We are now firmly in the steps 3 and 4 area. Going all the way back to my post on 24 May 2021 titled Networkx Function stubs the only function left is asadpour_tsp, the main function which needs to accomplish this entire algorithm. But before we get to creating pseudo code for it there is still step 4 which needs a thorough examination.

Circulation and Shortcutting#

Once we have sampled enough spanning trees from the graph and converted the minimum one into $\vec{T}^*$ we need to find the minimum cost integral circulation in the graph which contains $\vec{T}^*$. While NetworkX a minimum cost circulation function, namely, min_cost_flow, it is not suitable for the Asadpour algorithm out of the box. The problem here is that we do not have node demands, we have edge demands. However, after some reading and discussion with one of my mentors Dan, we can convert the current problem into one which can be solved using the min_cost_flow function.

The problem that we are trying to solve is called the minimum cost circulation problem and the one which min_cost_flow is able to solve is the, well, minimum cost flow problem. As it happens, these are equivalent problems, so I can convert the minimum cost circulation into a minimum cost flow problem by transforming the minimum edge demands into node demands.

Recall that at this point we have a directed minimum sampled spanning tree $\vec{T}^*$ and that the flow through each of the edges in $\vec{T}^*$ needs to be at least one. From the perspective of a flow problem, $\vec{T}^*$ is moving some flow around the graph. However, in order to augment $\vec{T}^*$ into an Eulerian graph so that we can walk it, we need to counteract this flow so that the net flow for each node is 0 $(f(\delta^+(v)) = f(\delta^-(v))$ in the Asadpour paper).

So, we find the net flow of each node and then assign its demand to be the negative of that number so that the flow will balance at the node in question. If the total flow at any node $i$ is $\delta^+(i) - \delta^-(i)$ then the demand we assign to that node is $\delta^-(i) - \delta^+(i)$. Once we assign the demands to the nodes we can temporarily ignore the edge lower capacities to find the minimum flow.

For more information on the conversion process, please see [2].

→ **Entries shown**
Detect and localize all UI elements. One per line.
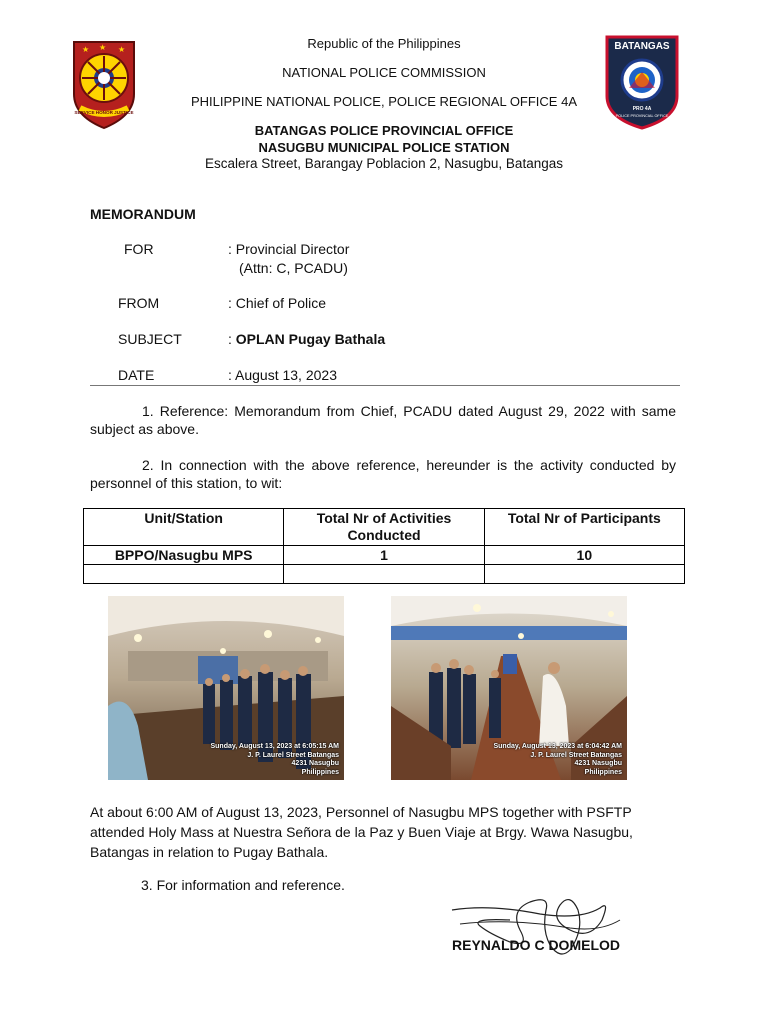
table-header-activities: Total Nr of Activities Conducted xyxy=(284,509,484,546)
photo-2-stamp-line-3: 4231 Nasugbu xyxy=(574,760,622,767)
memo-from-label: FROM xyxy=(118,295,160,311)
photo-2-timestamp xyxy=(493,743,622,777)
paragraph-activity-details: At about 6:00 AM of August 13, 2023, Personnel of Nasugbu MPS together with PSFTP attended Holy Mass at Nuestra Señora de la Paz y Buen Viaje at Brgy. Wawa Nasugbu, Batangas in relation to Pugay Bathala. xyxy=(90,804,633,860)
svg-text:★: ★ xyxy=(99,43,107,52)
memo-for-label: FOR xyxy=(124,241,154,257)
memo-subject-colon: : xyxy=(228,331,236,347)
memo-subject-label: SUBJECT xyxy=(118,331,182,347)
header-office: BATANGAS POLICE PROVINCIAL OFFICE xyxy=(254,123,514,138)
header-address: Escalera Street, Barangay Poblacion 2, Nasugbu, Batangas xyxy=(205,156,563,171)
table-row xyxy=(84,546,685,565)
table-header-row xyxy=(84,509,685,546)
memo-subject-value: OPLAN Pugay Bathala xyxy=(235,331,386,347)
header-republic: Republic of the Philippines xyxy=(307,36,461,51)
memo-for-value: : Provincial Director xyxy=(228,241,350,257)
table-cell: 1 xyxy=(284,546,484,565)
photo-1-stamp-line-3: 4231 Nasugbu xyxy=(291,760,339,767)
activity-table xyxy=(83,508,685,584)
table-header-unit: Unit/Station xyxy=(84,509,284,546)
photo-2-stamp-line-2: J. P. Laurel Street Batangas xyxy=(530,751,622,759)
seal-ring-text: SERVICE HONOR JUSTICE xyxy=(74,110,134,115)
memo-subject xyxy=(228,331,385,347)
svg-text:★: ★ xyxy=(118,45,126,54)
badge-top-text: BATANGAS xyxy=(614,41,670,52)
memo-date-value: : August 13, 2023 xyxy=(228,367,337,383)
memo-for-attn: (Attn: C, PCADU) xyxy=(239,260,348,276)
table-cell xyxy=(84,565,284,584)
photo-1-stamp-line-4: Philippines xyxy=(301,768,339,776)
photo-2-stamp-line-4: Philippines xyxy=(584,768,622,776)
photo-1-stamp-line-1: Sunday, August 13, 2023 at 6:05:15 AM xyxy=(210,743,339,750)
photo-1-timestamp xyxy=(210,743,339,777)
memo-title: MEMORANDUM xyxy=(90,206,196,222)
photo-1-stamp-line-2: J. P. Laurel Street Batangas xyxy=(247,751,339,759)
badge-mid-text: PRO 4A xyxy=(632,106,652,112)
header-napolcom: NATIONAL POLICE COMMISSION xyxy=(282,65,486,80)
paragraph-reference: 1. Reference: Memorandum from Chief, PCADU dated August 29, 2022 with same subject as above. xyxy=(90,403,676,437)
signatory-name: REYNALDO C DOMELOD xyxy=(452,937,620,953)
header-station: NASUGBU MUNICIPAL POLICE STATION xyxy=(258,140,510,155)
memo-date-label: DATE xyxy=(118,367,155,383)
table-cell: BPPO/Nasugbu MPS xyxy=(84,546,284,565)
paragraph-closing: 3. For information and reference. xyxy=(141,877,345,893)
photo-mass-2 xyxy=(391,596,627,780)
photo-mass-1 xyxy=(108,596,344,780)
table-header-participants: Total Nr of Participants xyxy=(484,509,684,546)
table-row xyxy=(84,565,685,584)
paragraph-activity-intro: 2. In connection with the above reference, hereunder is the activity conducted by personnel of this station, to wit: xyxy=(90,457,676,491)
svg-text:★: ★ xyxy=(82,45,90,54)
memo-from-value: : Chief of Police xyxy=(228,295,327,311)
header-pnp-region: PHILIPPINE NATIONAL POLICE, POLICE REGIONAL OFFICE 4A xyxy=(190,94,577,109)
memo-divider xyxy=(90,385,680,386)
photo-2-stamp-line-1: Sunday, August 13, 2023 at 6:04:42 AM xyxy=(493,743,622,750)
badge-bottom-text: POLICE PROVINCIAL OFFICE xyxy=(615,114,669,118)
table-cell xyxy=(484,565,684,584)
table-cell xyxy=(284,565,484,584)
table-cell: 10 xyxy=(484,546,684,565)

→ **Exercises**
A. Quote from the Asadpour circulation text the part that opens with the words containing "The problem that" and closes with "into node demands.".
B. Answer these questions from the Asadpour circulation text:
(i) Which NetworkX function is used to solve the converted problem?
(ii) What is the minimum flow required through each edge of the directed minimum sampled spanning tree?
(iii) What name is given for the mentor consulted about the conversion?

→ **Final results**
A.
The problem that we are trying to solve is called the minimum cost circulation problem and the one which min_cost_flow is able to solve is the, well, minimum cost flow problem. As it happens, these are equivalent problems, so I can convert the minimum cost circulation into a minimum cost flow problem by transforming the minimum edge demands into node demands.

B.
(i) min_cost_flow
(ii) One
(iii) Dan